* _Set exercise_: Copy down every line where the string "ζωής" shows up.

* _Extracted records_:
----
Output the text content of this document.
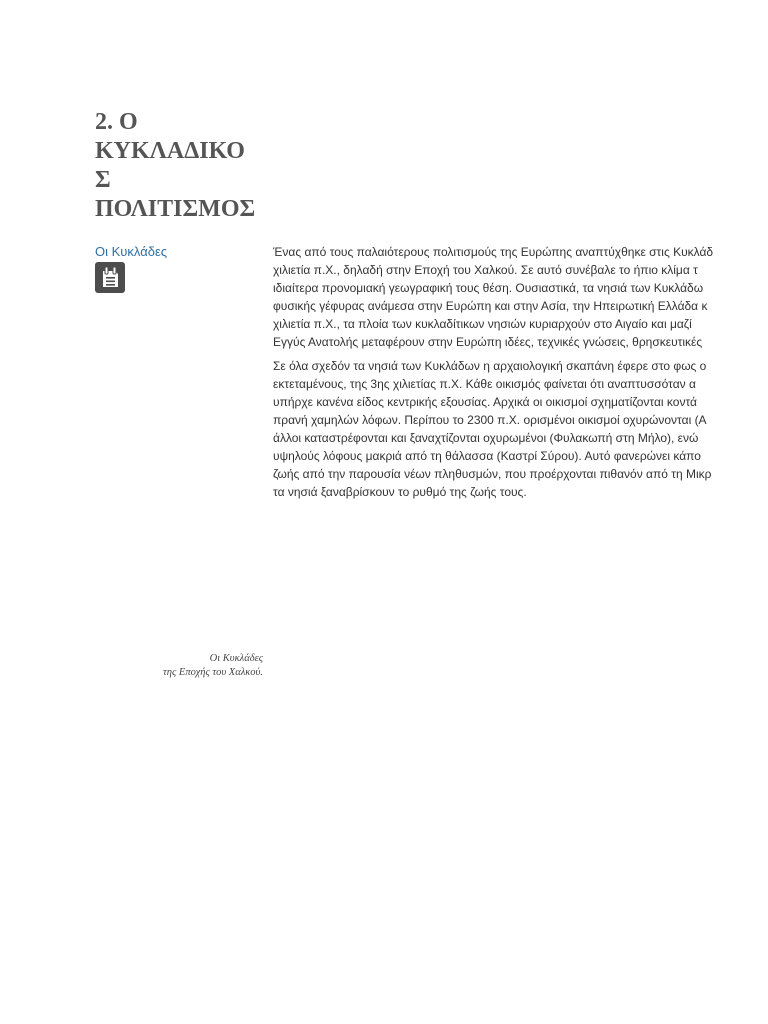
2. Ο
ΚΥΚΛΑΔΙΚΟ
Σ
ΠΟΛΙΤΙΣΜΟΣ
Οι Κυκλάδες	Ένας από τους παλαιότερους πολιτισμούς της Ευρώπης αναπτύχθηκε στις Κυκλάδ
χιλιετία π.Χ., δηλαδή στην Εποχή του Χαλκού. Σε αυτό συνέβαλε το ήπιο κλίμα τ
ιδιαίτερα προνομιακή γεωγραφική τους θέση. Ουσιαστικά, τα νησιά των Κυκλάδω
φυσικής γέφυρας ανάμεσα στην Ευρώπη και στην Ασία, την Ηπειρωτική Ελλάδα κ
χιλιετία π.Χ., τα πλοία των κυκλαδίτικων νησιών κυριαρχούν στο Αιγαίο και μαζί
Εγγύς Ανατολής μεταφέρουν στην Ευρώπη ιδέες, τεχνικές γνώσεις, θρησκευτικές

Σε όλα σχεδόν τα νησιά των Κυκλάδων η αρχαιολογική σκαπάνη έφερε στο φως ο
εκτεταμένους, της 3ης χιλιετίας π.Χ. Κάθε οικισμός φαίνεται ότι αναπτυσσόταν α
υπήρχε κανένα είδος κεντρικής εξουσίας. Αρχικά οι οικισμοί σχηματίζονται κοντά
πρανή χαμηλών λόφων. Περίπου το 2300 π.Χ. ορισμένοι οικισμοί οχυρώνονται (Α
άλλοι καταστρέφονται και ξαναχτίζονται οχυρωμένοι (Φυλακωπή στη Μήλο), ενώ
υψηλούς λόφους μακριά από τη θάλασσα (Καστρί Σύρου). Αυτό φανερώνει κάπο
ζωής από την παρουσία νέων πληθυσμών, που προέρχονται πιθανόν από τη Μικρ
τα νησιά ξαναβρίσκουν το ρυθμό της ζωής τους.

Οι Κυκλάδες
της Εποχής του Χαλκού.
----
* _Answer to the problem_:
ζωής από την παρουσία νέων πληθυσμών, που προέρχονται πιθανόν από τη Μικρ
τα νησιά ξαναβρίσκουν το ρυθμό της ζωής τους.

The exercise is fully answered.